:: Directions ::
Wherever a line holds the word "explosive", copy that line out.

Source data
- - - - - - -
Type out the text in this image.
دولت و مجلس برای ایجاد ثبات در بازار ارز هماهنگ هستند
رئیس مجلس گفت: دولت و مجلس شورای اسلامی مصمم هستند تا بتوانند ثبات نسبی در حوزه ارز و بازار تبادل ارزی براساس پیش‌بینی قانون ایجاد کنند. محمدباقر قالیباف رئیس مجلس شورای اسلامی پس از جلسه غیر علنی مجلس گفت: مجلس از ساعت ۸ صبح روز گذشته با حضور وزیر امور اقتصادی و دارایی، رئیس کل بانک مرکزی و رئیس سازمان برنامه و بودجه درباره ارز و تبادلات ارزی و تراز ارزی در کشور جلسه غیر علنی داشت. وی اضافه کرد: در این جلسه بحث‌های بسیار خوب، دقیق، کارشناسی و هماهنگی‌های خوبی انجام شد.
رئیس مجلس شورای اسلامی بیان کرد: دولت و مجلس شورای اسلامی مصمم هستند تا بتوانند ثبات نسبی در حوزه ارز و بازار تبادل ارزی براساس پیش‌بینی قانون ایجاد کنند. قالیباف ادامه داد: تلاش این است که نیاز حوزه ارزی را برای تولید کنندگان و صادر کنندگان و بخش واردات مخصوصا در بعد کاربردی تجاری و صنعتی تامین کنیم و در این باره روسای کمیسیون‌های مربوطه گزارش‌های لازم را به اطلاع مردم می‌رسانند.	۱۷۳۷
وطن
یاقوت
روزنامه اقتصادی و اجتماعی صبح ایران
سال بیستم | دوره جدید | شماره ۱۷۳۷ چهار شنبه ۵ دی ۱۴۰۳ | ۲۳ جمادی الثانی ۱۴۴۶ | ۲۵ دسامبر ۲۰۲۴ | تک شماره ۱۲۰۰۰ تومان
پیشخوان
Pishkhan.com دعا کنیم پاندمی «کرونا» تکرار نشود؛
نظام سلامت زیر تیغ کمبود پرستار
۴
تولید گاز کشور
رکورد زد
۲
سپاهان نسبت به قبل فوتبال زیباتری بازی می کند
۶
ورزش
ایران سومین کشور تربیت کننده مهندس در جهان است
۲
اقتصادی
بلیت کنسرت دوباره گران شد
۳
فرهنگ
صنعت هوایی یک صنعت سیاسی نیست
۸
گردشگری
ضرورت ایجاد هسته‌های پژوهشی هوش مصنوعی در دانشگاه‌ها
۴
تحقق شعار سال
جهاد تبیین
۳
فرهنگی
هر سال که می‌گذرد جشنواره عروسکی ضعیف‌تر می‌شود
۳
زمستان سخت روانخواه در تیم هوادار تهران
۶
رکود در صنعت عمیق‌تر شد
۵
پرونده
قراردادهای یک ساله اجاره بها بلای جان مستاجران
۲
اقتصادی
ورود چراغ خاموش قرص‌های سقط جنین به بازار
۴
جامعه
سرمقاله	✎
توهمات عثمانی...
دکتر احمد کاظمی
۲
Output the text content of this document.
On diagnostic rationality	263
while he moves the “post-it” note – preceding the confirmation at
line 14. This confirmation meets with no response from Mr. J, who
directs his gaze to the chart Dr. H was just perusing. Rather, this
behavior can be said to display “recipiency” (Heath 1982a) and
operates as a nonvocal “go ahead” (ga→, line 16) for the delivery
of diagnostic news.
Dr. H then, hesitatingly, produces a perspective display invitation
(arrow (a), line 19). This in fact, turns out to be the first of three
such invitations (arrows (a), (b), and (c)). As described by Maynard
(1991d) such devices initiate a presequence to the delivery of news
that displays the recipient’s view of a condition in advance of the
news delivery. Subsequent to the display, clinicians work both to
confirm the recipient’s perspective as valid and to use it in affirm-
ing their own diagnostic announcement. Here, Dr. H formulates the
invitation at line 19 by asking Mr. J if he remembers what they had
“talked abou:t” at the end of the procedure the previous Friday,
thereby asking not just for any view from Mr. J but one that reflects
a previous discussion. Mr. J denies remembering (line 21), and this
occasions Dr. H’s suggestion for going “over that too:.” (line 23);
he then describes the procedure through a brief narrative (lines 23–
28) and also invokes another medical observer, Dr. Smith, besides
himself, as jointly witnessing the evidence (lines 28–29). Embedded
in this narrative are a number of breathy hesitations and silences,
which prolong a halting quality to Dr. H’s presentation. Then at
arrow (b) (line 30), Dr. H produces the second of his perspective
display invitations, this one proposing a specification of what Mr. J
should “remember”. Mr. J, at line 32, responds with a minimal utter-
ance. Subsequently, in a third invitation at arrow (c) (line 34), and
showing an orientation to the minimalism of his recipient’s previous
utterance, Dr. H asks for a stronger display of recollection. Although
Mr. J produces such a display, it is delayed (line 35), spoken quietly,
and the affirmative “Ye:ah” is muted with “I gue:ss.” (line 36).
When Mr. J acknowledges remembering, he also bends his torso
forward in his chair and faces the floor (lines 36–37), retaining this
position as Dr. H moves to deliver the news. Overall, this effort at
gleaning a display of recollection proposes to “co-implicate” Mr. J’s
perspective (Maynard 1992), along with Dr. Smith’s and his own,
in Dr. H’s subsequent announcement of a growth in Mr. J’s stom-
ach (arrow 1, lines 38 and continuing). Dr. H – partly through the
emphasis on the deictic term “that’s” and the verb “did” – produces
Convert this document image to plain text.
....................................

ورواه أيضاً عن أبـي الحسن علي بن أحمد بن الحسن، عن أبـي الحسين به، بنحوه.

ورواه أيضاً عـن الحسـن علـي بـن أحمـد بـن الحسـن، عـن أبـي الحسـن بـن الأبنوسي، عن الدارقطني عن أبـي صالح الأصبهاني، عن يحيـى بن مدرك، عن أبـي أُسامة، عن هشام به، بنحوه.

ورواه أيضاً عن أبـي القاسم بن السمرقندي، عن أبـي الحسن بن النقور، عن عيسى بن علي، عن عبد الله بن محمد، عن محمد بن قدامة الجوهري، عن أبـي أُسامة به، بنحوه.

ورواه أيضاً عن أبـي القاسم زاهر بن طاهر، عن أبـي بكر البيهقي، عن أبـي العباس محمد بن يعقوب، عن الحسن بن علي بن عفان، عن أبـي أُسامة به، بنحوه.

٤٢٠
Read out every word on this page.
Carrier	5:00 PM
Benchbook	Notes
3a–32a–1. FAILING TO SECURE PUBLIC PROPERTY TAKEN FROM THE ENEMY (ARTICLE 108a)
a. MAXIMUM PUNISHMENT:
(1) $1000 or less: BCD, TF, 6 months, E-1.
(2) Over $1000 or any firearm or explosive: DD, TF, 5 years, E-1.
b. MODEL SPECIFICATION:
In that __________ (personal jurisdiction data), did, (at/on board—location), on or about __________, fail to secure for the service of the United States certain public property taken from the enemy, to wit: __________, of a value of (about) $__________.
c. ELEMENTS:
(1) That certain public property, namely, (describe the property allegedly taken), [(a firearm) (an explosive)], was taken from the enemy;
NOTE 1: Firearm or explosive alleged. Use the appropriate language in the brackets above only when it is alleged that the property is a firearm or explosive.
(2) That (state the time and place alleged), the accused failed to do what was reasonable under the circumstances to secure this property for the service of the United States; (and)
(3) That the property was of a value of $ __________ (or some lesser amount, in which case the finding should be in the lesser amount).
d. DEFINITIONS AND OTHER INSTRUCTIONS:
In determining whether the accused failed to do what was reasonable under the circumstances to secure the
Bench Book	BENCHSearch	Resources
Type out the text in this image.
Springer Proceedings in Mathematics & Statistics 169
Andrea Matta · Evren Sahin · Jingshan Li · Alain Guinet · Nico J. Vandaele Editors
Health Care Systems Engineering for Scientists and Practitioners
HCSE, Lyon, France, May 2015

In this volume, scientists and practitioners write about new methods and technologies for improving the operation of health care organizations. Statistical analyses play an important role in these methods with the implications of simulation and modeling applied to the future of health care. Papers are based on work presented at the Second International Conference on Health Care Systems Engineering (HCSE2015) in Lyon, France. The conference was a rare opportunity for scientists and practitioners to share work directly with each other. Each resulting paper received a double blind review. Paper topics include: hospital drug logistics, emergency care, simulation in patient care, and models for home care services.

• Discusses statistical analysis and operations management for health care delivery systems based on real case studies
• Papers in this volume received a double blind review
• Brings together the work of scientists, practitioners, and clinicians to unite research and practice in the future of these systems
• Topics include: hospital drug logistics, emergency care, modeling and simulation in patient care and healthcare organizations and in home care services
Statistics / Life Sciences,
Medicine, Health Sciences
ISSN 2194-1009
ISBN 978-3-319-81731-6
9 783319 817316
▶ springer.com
- - - - - - -
:: Reply to the exercise ::
(2) Over $1000 or any firearm or explosive: DD, TF, 5 years, E-1.
(1) That certain public property, namely, (describe the property allegedly taken), [(a firearm) (an explosive)], was taken from the enemy;
NOTE 1: Firearm or explosive alleged. Use the appropriate language in the brackets above only when it is alleged that the property is a firearm or explosive.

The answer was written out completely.